▸ Aufgabenliste:
1. Wie viele junge Menschen bekommen laut dem Text zum Wahlalter in Nordrhein-Westfalen zusätzlich das aktive Wahlrecht?
2. Tausche im Text zum Wahlalter „Ehrenamt“ gegen „Vereinsleben“ und gib dabei den Teil wieder, der mit den Worten „Die Organisation Mehr“ beginnt und mit „Entscheidungsprozesse einbezogen werden.“ schließt.

▸ Textabschnitt:
▶
18 Dezember 2025 von Felix Morgenstern

Der nordrhein-westfälische Landtag hat einen bedeutenden Schritt für die politische Mitbestimmung junger Menschen beschlossen: Künftig dürfen Jugendliche bereits ab 16 Jahren an Landtagswahlen teilnehmen. CDU, SPD, Grüne und FDP erreichten gemeinsam die für die notwendige Verfassungsänderung erforderliche Zwei-Drittel-Mehrheit. Damit erhalten rund 290.000 junge Menschen zusätzlich das aktive Wahlrecht in Nordrhein-Westfalen.

Symbolbild

Die Organisation Mehr Demokratie begrüßt die Entscheidung ausdrücklich und wertet sie als wichtigen Fortschritt für eine zeitgemäße Demokratie. Aus Sicht des Vereins stärkt die Absenkung des Wahlalters die politische Teilhabe junger Menschen und trägt dazu bei, demokratische Prozesse frühzeitig erlebbar zu machen.

Stärkeres Mitspracherecht für junge Generation

Jugendliche übernehmen bereits heute in vielen Bereichen Verantwortung – etwa in Ausbildung, Ehrenamt oder gesellschaftlichem Engagement. Mit dem neuen Wahlrecht erhalten sie nun auch bei der Zusammensetzung des Landesparlaments ein direktes Mitspracherecht. Mehr Demokratie sieht darin ein klares Signal, dass junge Stimmen ernst genommen und aktiv in politische Entscheidungsprozesse einbezogen werden.

Politische Bildung gewinnt an Bedeutung

Mit der Ausweitung des Wahlrechts rückt auch die politische Bildung stärker in den Fokus. Mehr Demokratie betont, dass das neue Wahlrecht von gezielten Bildungsangeboten begleitet werden müsse, um Jugendliche auf ihre neue Verantwortung vorzubereiten. Schulen, Jugendverbände und zivilgesellschaftliche Organisationen spielen dabei eine zentrale Rolle.

Bereits in diesem Jahr hat der NRW-Landesverband von Mehr Demokratie eigene Impulse gesetzt: Im Rahmen eines Schulwettbewerbs entwickelten Schülerinnen und Schüler kreative Konzepte, um Gleichaltrige über Wahlen zu informieren und zur Teilnahme zu motivieren. Die Erfahrungen aus dem Wettbewerb zeigten, dass viele junge Menschen großes Interesse an politischen Themen haben und bereit sind, Verantwortung zu übernehmen.

Signal für eine generationenübergreifende Demokratie

Mit der Senkung des Wahlalters auf 16 Jahre folgt Nordrhein-Westfalen dem Beispiel anderer Bundesländer und Kommunen, die diesen Schritt bereits gegangen sind. Für Mehr Demokratie ist die Entscheidung ein wichtiger Baustein auf dem Weg zu einer inklusiveren und generationenübergreifenden Demokratie, in der politische Teilhabe nicht am Alter scheitert, sondern Engagement und Verantwortungsbewusstsein in den Mittelpunkt stellt.
◀
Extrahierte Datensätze
▶
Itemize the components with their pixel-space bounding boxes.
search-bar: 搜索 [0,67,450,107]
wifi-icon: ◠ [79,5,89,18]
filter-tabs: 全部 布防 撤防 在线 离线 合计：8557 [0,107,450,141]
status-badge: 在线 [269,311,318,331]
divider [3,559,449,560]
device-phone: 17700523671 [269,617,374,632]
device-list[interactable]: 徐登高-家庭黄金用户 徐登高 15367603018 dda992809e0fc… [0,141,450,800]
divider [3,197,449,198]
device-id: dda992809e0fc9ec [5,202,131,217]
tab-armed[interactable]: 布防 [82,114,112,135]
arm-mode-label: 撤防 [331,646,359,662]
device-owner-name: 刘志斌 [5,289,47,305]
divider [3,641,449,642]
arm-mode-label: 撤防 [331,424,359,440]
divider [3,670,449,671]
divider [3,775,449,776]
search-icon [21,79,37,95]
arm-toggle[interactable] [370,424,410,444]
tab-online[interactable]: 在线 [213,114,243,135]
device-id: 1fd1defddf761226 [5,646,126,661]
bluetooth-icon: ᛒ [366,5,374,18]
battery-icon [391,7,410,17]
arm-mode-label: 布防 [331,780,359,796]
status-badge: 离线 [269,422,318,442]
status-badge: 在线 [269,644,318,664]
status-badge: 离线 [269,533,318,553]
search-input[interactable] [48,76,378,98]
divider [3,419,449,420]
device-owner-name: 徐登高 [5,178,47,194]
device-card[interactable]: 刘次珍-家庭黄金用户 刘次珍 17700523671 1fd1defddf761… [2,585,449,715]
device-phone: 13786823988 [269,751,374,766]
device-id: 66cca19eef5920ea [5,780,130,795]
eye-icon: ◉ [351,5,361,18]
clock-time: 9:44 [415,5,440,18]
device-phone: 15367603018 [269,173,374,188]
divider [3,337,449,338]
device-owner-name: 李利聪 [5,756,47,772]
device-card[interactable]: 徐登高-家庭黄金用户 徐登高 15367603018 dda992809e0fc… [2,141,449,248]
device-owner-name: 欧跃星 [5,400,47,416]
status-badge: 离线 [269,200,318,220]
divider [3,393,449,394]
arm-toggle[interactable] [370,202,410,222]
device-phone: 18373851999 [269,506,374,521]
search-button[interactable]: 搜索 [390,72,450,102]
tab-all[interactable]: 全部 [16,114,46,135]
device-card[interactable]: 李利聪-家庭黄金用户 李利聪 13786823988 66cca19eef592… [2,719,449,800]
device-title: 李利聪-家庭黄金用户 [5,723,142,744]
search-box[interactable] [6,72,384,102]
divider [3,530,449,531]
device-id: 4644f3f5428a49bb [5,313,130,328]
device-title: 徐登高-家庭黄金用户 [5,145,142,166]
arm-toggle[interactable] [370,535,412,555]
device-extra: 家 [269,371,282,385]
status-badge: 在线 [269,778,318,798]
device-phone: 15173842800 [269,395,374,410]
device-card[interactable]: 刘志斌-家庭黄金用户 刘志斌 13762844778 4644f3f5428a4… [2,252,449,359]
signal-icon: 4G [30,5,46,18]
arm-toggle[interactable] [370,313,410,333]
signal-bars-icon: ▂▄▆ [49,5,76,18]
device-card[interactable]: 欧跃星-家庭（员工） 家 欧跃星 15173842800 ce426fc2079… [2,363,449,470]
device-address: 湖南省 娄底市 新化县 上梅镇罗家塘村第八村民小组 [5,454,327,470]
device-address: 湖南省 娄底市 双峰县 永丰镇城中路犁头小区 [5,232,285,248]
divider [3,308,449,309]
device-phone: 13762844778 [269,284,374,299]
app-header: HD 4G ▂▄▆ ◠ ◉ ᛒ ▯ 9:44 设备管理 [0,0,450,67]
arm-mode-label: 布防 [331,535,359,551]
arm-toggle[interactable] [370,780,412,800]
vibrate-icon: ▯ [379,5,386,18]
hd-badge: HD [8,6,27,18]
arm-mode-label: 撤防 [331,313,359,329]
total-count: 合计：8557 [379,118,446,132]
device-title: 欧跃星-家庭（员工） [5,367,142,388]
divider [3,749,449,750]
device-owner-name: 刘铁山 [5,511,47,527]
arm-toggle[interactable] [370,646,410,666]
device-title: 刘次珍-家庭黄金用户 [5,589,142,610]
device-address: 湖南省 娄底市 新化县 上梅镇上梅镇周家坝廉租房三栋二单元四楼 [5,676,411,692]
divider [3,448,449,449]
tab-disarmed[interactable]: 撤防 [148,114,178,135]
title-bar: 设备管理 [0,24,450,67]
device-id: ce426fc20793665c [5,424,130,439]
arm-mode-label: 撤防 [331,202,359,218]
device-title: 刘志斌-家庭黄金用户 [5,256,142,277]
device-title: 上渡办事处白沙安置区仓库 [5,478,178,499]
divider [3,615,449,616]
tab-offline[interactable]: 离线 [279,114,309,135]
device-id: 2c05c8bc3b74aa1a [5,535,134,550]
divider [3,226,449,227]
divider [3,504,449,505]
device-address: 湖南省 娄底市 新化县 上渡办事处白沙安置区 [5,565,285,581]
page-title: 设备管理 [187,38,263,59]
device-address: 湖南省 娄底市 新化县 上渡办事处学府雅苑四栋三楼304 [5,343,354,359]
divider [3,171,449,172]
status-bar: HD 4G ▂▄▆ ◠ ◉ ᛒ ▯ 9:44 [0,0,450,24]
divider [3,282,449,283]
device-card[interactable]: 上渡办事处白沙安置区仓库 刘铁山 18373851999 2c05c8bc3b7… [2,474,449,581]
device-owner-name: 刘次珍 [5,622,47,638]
◀
▸ Lösungsteil:
1. Rund 290.000 junge Menschen.

2.
Die Organisation Mehr Demokratie begrüßt die Entscheidung ausdrücklich und wertet sie als wichtigen Fortschritt für eine zeitgemäße Demokratie. Aus Sicht des Vereins stärkt die Absenkung des Wahlalters die politische Teilhabe junger Menschen und trägt dazu bei, demokratische Prozesse frühzeitig erlebbar zu machen.

Stärkeres Mitspracherecht für junge Generation

Jugendliche übernehmen bereits heute in vielen Bereichen Verantwortung – etwa in Ausbildung, Vereinsleben oder gesellschaftlichem Engagement. Mit dem neuen Wahlrecht erhalten sie nun auch bei der Zusammensetzung des Landesparlaments ein direktes Mitspracherecht. Mehr Demokratie sieht darin ein klares Signal, dass junge Stimmen ernst genommen und aktiv in politische Entscheidungsprozesse einbezogen werden.